Items from a data source
* * *

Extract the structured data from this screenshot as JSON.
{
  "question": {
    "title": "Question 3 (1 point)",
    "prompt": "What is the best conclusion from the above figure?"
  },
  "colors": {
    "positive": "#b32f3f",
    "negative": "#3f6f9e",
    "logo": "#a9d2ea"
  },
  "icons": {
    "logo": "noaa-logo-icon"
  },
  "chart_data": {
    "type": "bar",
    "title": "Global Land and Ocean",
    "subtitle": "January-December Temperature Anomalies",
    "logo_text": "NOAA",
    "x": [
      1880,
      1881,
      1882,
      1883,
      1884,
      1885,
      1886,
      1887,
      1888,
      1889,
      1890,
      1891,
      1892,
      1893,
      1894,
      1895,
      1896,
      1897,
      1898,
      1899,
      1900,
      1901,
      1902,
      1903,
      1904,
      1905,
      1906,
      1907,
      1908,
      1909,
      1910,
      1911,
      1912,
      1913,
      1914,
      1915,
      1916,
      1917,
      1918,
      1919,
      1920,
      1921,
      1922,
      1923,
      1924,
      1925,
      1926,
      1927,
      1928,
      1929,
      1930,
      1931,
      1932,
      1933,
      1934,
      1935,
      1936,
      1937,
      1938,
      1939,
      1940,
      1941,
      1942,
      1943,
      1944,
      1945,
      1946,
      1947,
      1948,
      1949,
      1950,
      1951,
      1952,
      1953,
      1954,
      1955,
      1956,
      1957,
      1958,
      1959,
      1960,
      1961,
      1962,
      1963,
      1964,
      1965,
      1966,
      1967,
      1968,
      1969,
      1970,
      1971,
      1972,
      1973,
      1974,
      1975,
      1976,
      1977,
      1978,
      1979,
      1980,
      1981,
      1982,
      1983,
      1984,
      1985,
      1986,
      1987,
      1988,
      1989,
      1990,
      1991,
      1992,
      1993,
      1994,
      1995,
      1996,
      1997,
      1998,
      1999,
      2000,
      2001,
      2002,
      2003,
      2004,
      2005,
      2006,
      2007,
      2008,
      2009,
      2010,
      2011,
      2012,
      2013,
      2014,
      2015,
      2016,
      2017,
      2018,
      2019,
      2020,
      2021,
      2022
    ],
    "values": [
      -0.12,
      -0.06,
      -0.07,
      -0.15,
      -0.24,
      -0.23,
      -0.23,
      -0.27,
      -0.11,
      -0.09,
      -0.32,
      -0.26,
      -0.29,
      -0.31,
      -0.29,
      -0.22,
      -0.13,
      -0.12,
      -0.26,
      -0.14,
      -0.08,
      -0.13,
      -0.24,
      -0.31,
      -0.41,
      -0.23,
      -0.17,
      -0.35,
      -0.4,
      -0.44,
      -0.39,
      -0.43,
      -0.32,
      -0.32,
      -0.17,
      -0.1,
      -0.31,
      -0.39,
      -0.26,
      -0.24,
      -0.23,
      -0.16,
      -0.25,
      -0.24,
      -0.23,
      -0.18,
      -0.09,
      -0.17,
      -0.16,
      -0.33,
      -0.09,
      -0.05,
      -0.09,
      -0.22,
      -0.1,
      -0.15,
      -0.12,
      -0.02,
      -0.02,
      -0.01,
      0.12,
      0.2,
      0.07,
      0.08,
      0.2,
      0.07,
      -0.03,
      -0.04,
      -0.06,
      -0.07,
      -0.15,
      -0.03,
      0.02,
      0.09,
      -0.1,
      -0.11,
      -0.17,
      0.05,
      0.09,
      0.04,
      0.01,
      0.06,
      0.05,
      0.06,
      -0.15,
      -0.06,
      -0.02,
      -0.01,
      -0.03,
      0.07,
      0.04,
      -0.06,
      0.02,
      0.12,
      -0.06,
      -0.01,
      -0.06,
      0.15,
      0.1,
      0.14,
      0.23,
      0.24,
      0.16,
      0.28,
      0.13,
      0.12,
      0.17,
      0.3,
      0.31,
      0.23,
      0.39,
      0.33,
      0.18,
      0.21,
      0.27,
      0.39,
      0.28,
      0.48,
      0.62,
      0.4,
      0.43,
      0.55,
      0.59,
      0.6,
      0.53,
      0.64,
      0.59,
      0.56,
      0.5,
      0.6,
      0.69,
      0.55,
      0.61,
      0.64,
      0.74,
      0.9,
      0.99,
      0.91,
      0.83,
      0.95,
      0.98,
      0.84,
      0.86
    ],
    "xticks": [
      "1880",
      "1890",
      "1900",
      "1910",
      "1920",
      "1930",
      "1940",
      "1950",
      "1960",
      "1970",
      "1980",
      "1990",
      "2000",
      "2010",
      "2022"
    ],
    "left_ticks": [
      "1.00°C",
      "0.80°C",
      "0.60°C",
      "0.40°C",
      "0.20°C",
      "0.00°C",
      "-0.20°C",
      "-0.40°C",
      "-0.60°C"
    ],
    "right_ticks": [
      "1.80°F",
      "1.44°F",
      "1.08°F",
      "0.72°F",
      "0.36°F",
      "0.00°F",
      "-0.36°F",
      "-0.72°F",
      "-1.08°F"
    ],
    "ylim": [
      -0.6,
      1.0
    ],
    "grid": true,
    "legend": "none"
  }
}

* * *

The entries above must be returned exactly.

Extract the structured data from this screenshot as JSON.
{
  "question": {
    "title": "Question 3 (1 point)",
    "prompt": "What is the best conclusion from the above figure?"
  },
  "colors": {
    "positive": "#b32f3f",
    "negative": "#3f6f9e",
    "logo": "#a9d2ea"
  },
  "icons": {
    "logo": "noaa-logo-icon"
  },
  "chart_data": {
    "type": "bar",
    "title": "Global Land and Ocean",
    "subtitle": "January-December Temperature Anomalies",
    "logo_text": "NOAA",
    "x": [
      1880,
      1881,
      1882,
      1883,
      1884,
      1885,
      1886,
      1887,
      1888,
      1889,
      1890,
      1891,
      1892,
      1893,
      1894,
      1895,
      1896,
      1897,
      1898,
      1899,
      1900,
      1901,
      1902,
      1903,
      1904,
      1905,
      1906,
      1907,
      1908,
      1909,
      1910,
      1911,
      1912,
      1913,
      1914,
      1915,
      1916,
      1917,
      1918,
      1919,
      1920,
      1921,
      1922,
      1923,
      1924,
      1925,
      1926,
      1927,
      1928,
      1929,
      1930,
      1931,
      1932,
      1933,
      1934,
      1935,
      1936,
      1937,
      1938,
      1939,
      1940,
      1941,
      1942,
      1943,
      1944,
      1945,
      1946,
      1947,
      1948,
      1949,
      1950,
      1951,
      1952,
      1953,
      1954,
      1955,
      1956,
      1957,
      1958,
      1959,
      1960,
      1961,
      1962,
      1963,
      1964,
      1965,
      1966,
      1967,
      1968,
      1969,
      1970,
      1971,
      1972,
      1973,
      1974,
      1975,
      1976,
      1977,
      1978,
      1979,
      1980,
      1981,
      1982,
      1983,
      1984,
      1985,
      1986,
      1987,
      1988,
      1989,
      1990,
      1991,
      1992,
      1993,
      1994,
      1995,
      1996,
      1997,
      1998,
      1999,
      2000,
      2001,
      2002,
      2003,
      2004,
      2005,
      2006,
      2007,
      2008,
      2009,
      2010,
      2011,
      2012,
      2013,
      2014,
      2015,
      2016,
      2017,
      2018,
      2019,
      2020,
      2021,
      2022
    ],
    "values": [
      -0.12,
      -0.06,
      -0.07,
      -0.15,
      -0.24,
      -0.23,
      -0.23,
      -0.27,
      -0.11,
      -0.09,
      -0.32,
      -0.26,
      -0.29,
      -0.31,
      -0.29,
      -0.22,
      -0.13,
      -0.12,
      -0.26,
      -0.14,
      -0.08,
      -0.13,
      -0.24,
      -0.31,
      -0.41,
      -0.23,
      -0.17,
      -0.35,
      -0.4,
      -0.44,
      -0.39,
      -0.43,
      -0.32,
      -0.32,
      -0.17,
      -0.1,
      -0.31,
      -0.39,
      -0.26,
      -0.24,
      -0.23,
      -0.16,
      -0.25,
      -0.24,
      -0.23,
      -0.18,
      -0.09,
      -0.17,
      -0.16,
      -0.33,
      -0.09,
      -0.05,
      -0.09,
      -0.22,
      -0.1,
      -0.15,
      -0.12,
      -0.02,
      -0.02,
      -0.01,
      0.12,
      0.2,
      0.07,
      0.08,
      0.2,
      0.07,
      -0.03,
      -0.04,
      -0.06,
      -0.07,
      -0.15,
      -0.03,
      0.02,
      0.09,
      -0.1,
      -0.11,
      -0.17,
      0.05,
      0.09,
      0.04,
      0.01,
      0.06,
      0.05,
      0.06,
      -0.15,
      -0.06,
      -0.02,
      -0.01,
      -0.03,
      0.07,
      0.04,
      -0.06,
      0.02,
      0.12,
      -0.06,
      -0.01,
      -0.06,
      0.15,
      0.1,
      0.14,
      0.23,
      0.24,
      0.16,
      0.28,
      0.13,
      0.12,
      0.17,
      0.3,
      0.31,
      0.23,
      0.39,
      0.33,
      0.18,
      0.21,
      0.27,
      0.39,
      0.28,
      0.48,
      0.62,
      0.4,
      0.43,
      0.55,
      0.59,
      0.6,
      0.53,
      0.64,
      0.59,
      0.56,
      0.5,
      0.6,
      0.69,
      0.55,
      0.61,
      0.64,
      0.74,
      0.9,
      0.99,
      0.91,
      0.83,
      0.95,
      0.98,
      0.84,
      0.86
    ],
    "xticks": [
      "1880",
      "1890",
      "1900",
      "1910",
      "1920",
      "1930",
      "1940",
      "1950",
      "1960",
      "1970",
      "1980",
      "1990",
      "2000",
      "2010",
      "2022"
    ],
    "left_ticks": [
      "1.00°C",
      "0.80°C",
      "0.60°C",
      "0.40°C",
      "0.20°C",
      "0.00°C",
      "-0.20°C",
      "-0.40°C",
      "-0.60°C"
    ],
    "right_ticks": [
      "1.80°F",
      "1.44°F",
      "1.08°F",
      "0.72°F",
      "0.36°F",
      "0.00°F",
      "-0.36°F",
      "-0.72°F",
      "-1.08°F"
    ],
    "ylim": [
      -0.6,
      1.0
    ],
    "grid": true,
    "legend": "none"
  }
}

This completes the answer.